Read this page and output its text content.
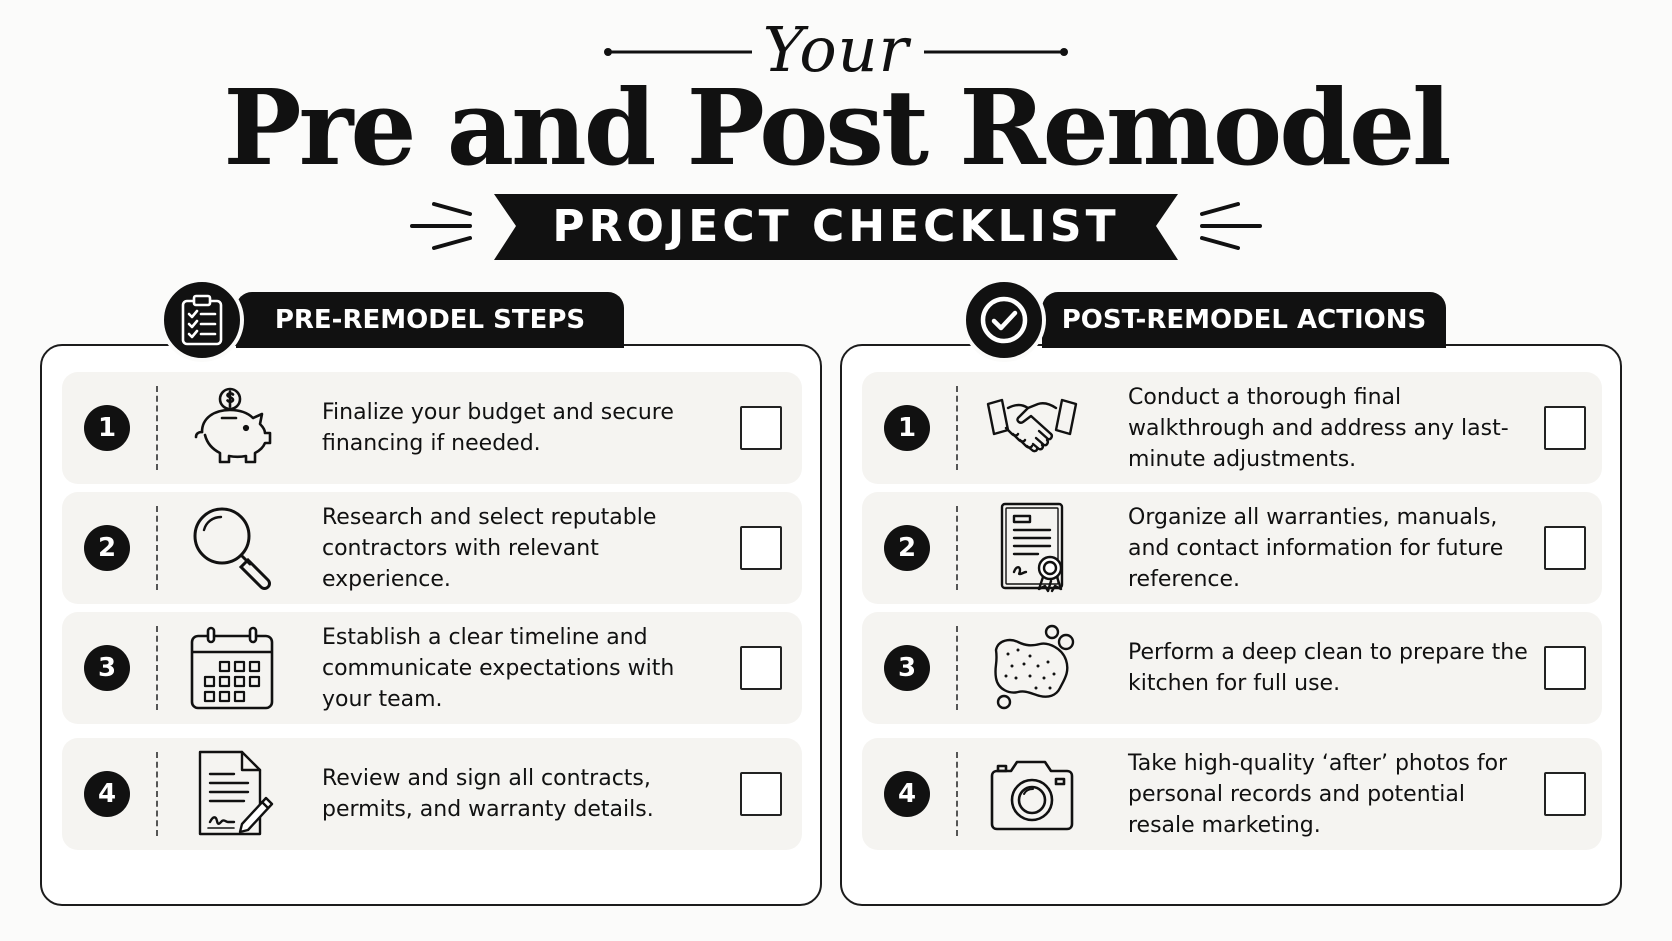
Your
Pre and Post Remodel
PROJECT CHECKLIST
1
Finalize your budget and secure financing if needed.
2
Research and select reputable contractors with relevant experience.
3
Establish a clear timeline and communicate expectations with your team.
4
Review and sign all contracts, permits, and warranty details.
PRE-REMODEL STEPS
1
Conduct a thorough final walkthrough and address any last-minute adjustments.
2
Organize all warranties, manuals, and contact information for future reference.
3
Perform a deep clean to prepare the kitchen for full use.
4
Take high-quality ‘after’ photos for personal records and potential resale marketing.
POST-REMODEL ACTIONS
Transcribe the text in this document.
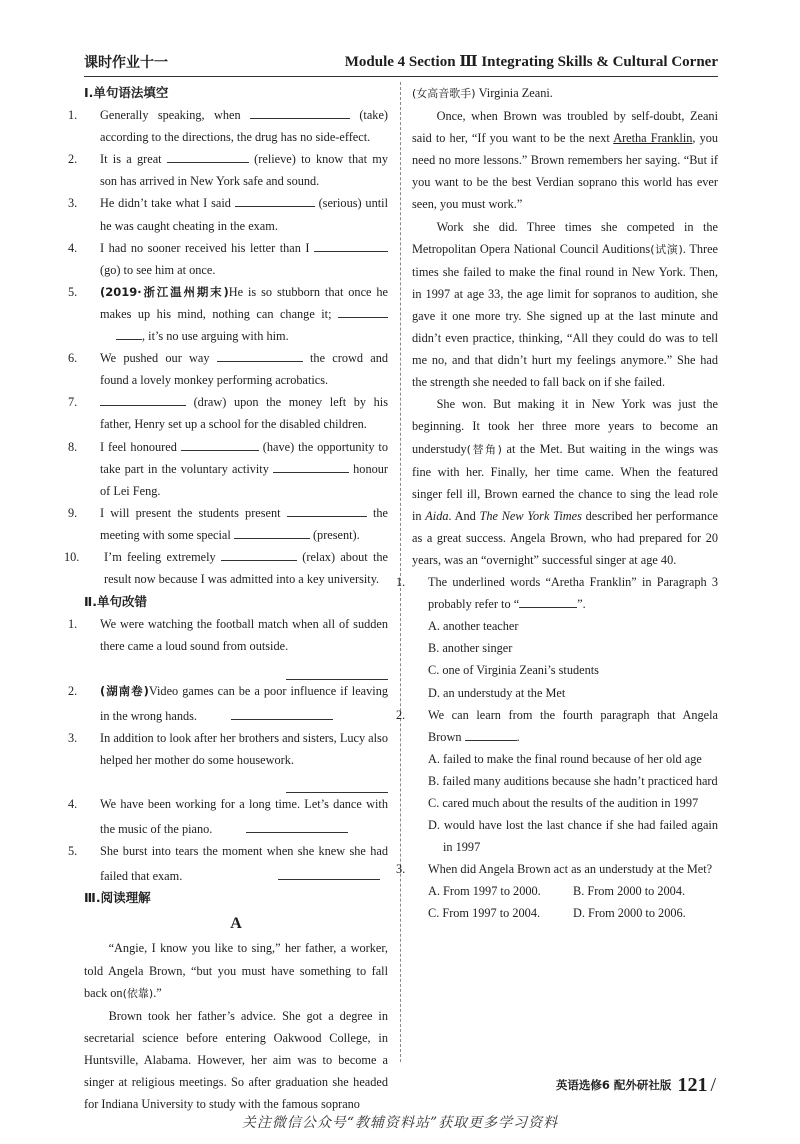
课时作业十一	Module 4 Section Ⅲ Integrating Skills & Cultural Corner
Ⅰ.单句语法填空
1. Generally speaking, when	(take) according to the directions, the drug has no side-effect.
2. It is a great	(relieve) to know that my son has arrived in New York safe and sound.
3. He didn’t take what I said	(serious) until he was caught cheating in the exam.
4. I had no sooner received his letter than I  (go) to see him at once.
5. (2019·浙江温州期末)He is so stubborn that once he makes up his mind, nothing can change it; , it’s no use arguing with him.
6. We pushed our way	the crowd and found a lovely monkey performing acrobatics.
7.	(draw) upon the money left by his father, Henry set up a school for the disabled children.
8. I feel honoured	(have) the opportunity to take part in the voluntary activity	honour of Lei Feng.
9. I will present the students present	the meeting with some special	(present).
10. I’m feeling extremely	(relax) about the result now because I was admitted into a key university.
Ⅱ.单句改错
1. We were watching the football match when all of sudden there came a loud sound from outside.
2. (湖南卷)Video games can be a poor influence if leaving in the wrong hands.
3. In addition to look after her brothers and sisters, Lucy also helped her mother do some housework.
4. We have been working for a long time. Let’s dance with the music of the piano.
5. She burst into tears the moment when she knew she had failed that exam.
Ⅲ.阅读理解
A
“Angie, I know you like to sing,” her father, a worker, told Angela Brown, “but you must have something to fall back on(依靠).”
Brown took her father’s advice. She got a degree in secretarial science before entering Oakwood College, in Huntsville, Alabama. However, her aim was to become a singer at religious meetings. So after graduation she headed for Indiana University to study with the famous soprano
(女高音歌手) Virginia Zeani.
Once, when Brown was troubled by self-doubt, Zeani said to her, “If you want to be the next Aretha Franklin, you need no more lessons.” Brown remembers her saying. “But if you want to be the best Verdian soprano this world has ever seen, you must work.”
Work she did. Three times she competed in the Metropolitan Opera National Council Auditions(试演). Three times she failed to make the final round in New York. Then, in 1997 at age 33, the age limit for sopranos to audition, she gave it one more try. She signed up at the last minute and didn’t even practice, thinking, “All they could do was to tell me no, and that didn’t hurt my feelings anymore.” She had the strength she needed to fall back on if she failed.
She won. But making it in New York was just the beginning. It took her three more years to become an understudy(替角) at the Met. But waiting in the wings was fine with her. Finally, her time came. When the featured singer fell ill, Brown earned the chance to sing the lead role in Aida. And The New York Times described her performance as a great success. Angela Brown, who had prepared for 20 years, was an “overnight” successful singer at age 40.
1. The underlined words “Aretha Franklin” in Paragraph 3 probably refer to “	”.
A. another teacher
B. another singer
C. one of Virginia Zeani’s students
D. an understudy at the Met
2. We can learn from the fourth paragraph that Angela Brown	.
A. failed to make the final round because of her old age
B. failed many auditions because she hadn’t practiced hard
C. cared much about the results of the audition in 1997
D. would have lost the last chance if she had failed again in 1997
3. When did Angela Brown act as an understudy at the Met?
A. From 1997 to 2000.	B. From 2000 to 2004.
C. From 1997 to 2004.	D. From 2000 to 2006.
英语选修6 配外研社版 121 /
关注微信公众号“教辅资料站”获取更多学习资料
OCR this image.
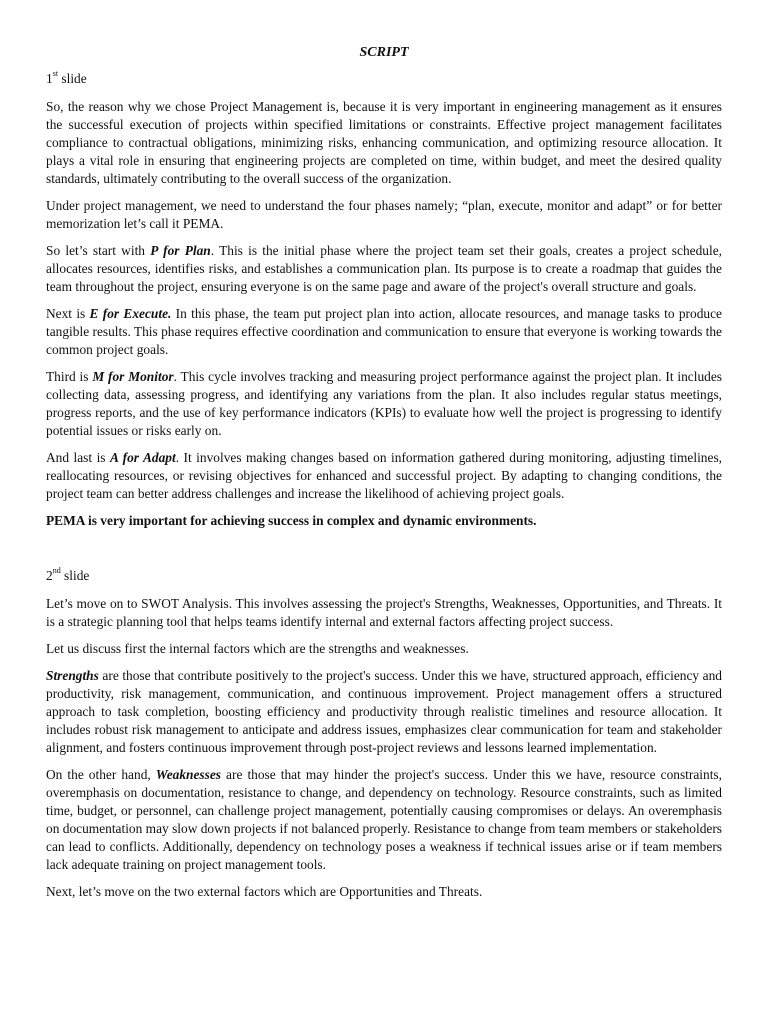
SCRIPT
1st slide

So, the reason why we chose Project Management is, because it is very important in engineering management as it ensures the successful execution of projects within specified limitations or constraints. Effective project management facilitates compliance to contractual obligations, minimizing risks, enhancing communication, and optimizing resource allocation. It plays a vital role in ensuring that engineering projects are completed on time, within budget, and meet the desired quality standards, ultimately contributing to the overall success of the organization.

Under project management, we need to understand the four phases namely; “plan, execute, monitor and adapt” or for better memorization let’s call it PEMA.

So let’s start with P for Plan. This is the initial phase where the project team set their goals, creates a project schedule, allocates resources, identifies risks, and establishes a communication plan. Its purpose is to create a roadmap that guides the team throughout the project, ensuring everyone is on the same page and aware of the project's overall structure and goals.

Next is E for Execute. In this phase, the team put project plan into action, allocate resources, and manage tasks to produce tangible results. This phase requires effective coordination and communication to ensure that everyone is working towards the common project goals.

Third is M for Monitor. This cycle involves tracking and measuring project performance against the project plan. It includes collecting data, assessing progress, and identifying any variations from the plan. It also includes regular status meetings, progress reports, and the use of key performance indicators (KPIs) to evaluate how well the project is progressing to identify potential issues or risks early on.

And last is A for Adapt. It involves making changes based on information gathered during monitoring, adjusting timelines, reallocating resources, or revising objectives for enhanced and successful project. By adapting to changing conditions, the project team can better address challenges and increase the likelihood of achieving project goals.

PEMA is very important for achieving success in complex and dynamic environments.

2nd slide

Let’s move on to SWOT Analysis. This involves assessing the project's Strengths, Weaknesses, Opportunities, and Threats. It is a strategic planning tool that helps teams identify internal and external factors affecting project success.

Let us discuss first the internal factors which are the strengths and weaknesses.

Strengths are those that contribute positively to the project's success. Under this we have, structured approach, efficiency and productivity, risk management, communication, and continuous improvement. Project management offers a structured approach to task completion, boosting efficiency and productivity through realistic timelines and resource allocation. It includes robust risk management to anticipate and address issues, emphasizes clear communication for team and stakeholder alignment, and fosters continuous improvement through post-project reviews and lessons learned implementation.

On the other hand, Weaknesses are those that may hinder the project's success. Under this we have, resource constraints, overemphasis on documentation, resistance to change, and dependency on technology. Resource constraints, such as limited time, budget, or personnel, can challenge project management, potentially causing compromises or delays. An overemphasis on documentation may slow down projects if not balanced properly. Resistance to change from team members or stakeholders can lead to conflicts. Additionally, dependency on technology poses a weakness if technical issues arise or if team members lack adequate training on project management tools.

Next, let’s move on the two external factors which are Opportunities and Threats.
# # # # #
In the entries above, how many lines hold the word "students"? State the number and nothing else.

2